- **Description of the task**
Search the listing for "JSON" and copy every line where it appears.

--- START OF Supplied records ---

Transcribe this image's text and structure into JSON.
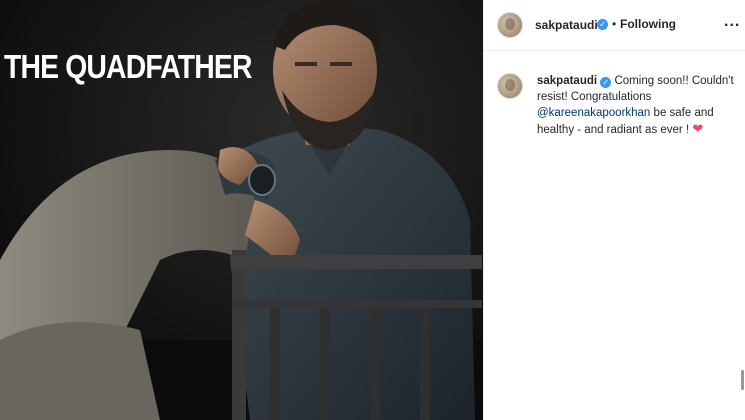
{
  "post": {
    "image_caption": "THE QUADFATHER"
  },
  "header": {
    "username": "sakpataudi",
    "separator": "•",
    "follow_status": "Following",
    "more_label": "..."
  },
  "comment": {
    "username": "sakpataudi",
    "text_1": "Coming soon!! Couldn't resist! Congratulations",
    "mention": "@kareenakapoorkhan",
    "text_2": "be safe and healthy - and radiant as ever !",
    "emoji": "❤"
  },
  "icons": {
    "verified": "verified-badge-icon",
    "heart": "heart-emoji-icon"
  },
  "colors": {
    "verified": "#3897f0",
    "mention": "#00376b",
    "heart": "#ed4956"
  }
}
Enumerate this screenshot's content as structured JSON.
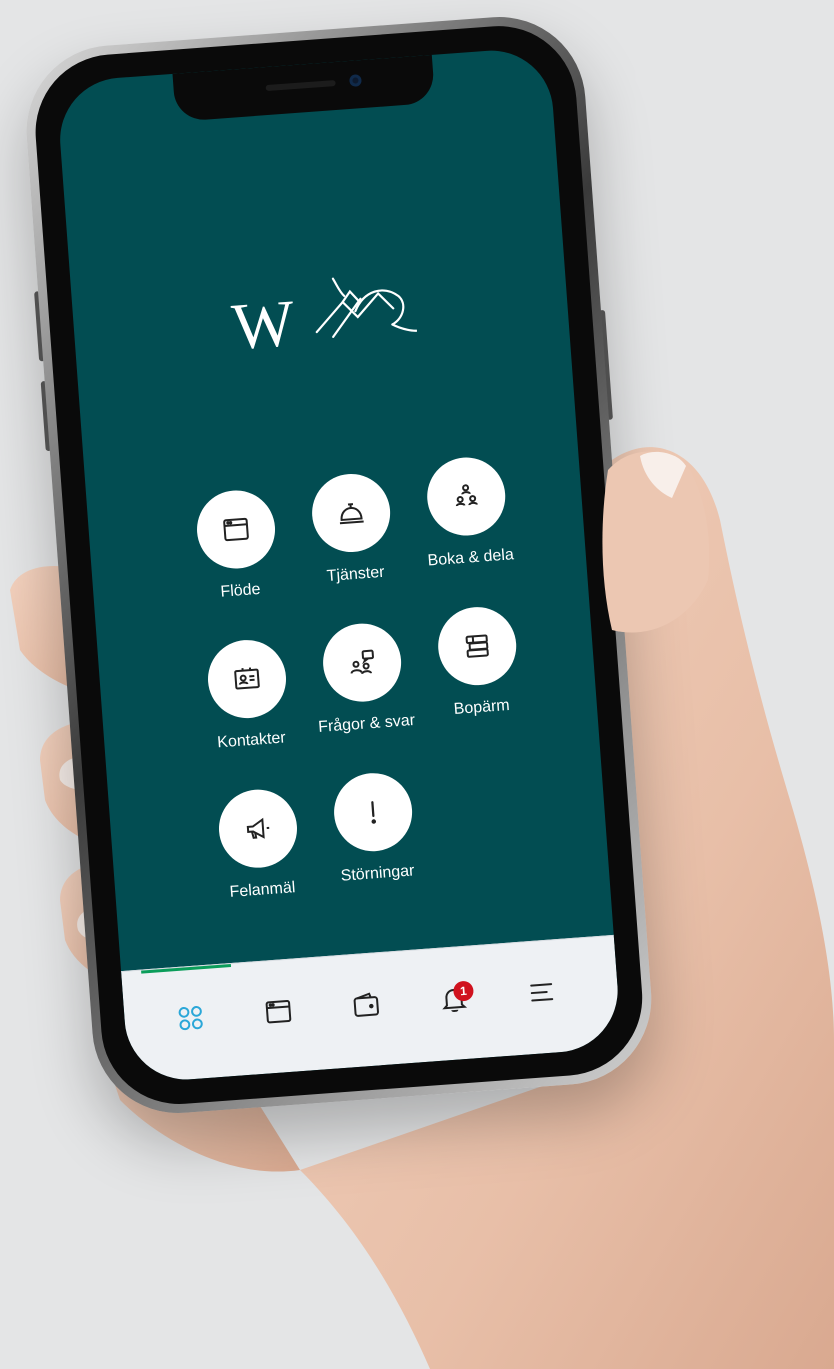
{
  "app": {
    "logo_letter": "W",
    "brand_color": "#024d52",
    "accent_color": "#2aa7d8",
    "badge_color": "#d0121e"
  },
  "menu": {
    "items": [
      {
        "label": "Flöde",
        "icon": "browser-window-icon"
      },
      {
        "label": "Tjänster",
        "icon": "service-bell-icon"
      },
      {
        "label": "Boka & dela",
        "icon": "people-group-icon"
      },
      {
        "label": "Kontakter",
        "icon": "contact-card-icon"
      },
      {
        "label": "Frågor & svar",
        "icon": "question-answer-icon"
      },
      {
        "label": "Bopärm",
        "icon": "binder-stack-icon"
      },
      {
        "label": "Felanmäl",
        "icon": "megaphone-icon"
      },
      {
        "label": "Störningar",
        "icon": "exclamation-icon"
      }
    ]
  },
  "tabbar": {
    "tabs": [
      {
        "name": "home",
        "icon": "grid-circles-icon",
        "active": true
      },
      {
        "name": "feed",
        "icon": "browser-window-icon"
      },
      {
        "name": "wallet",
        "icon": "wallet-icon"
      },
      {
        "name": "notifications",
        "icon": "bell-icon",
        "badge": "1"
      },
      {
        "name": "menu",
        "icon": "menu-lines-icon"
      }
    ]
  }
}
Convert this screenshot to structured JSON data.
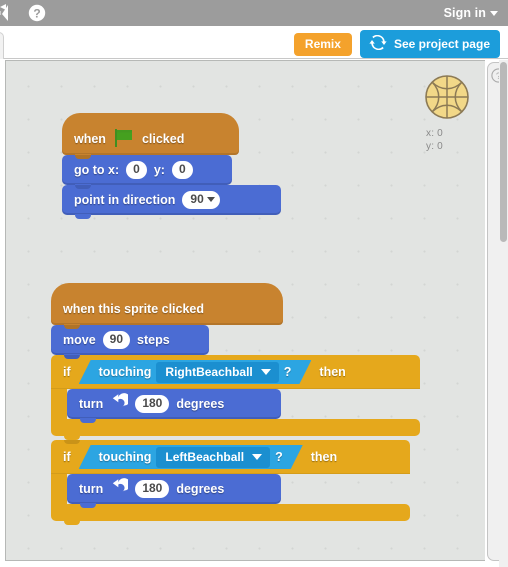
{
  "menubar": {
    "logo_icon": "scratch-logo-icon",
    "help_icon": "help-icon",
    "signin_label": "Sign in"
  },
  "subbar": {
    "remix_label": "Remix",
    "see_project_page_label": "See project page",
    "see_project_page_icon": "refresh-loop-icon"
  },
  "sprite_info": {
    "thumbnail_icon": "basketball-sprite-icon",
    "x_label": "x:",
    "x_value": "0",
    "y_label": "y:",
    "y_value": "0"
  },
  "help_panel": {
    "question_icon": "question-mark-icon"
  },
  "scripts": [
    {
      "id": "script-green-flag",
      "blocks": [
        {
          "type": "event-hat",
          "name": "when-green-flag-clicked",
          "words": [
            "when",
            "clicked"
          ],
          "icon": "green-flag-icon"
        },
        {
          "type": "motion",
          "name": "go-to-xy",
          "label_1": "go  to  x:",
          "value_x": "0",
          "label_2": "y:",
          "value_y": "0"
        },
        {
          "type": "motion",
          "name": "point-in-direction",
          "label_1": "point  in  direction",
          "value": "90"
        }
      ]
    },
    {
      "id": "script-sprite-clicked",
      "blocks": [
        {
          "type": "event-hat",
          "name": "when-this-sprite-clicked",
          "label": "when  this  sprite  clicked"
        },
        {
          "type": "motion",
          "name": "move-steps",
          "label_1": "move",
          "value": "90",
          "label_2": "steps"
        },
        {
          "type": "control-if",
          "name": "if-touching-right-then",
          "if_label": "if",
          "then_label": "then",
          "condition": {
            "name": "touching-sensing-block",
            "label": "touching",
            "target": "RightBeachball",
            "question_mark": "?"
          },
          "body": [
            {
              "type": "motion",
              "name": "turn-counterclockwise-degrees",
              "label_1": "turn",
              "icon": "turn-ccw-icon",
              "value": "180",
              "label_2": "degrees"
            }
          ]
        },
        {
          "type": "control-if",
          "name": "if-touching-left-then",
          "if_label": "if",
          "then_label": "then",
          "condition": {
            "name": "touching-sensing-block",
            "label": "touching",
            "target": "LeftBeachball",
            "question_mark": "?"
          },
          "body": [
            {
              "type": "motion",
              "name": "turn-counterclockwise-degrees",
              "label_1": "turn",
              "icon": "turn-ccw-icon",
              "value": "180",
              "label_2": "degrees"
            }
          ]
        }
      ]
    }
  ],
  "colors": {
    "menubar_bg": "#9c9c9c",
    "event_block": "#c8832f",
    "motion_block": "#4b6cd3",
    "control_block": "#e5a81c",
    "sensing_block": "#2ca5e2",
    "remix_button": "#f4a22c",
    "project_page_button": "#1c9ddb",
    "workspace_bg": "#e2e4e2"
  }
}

--- END OF Supplied records ---

- **The output**
Transcribe this image's text and structure into JSON.
Enumerate this screenshot's content as structured JSON.
Convert this screenshot to structured JSON data.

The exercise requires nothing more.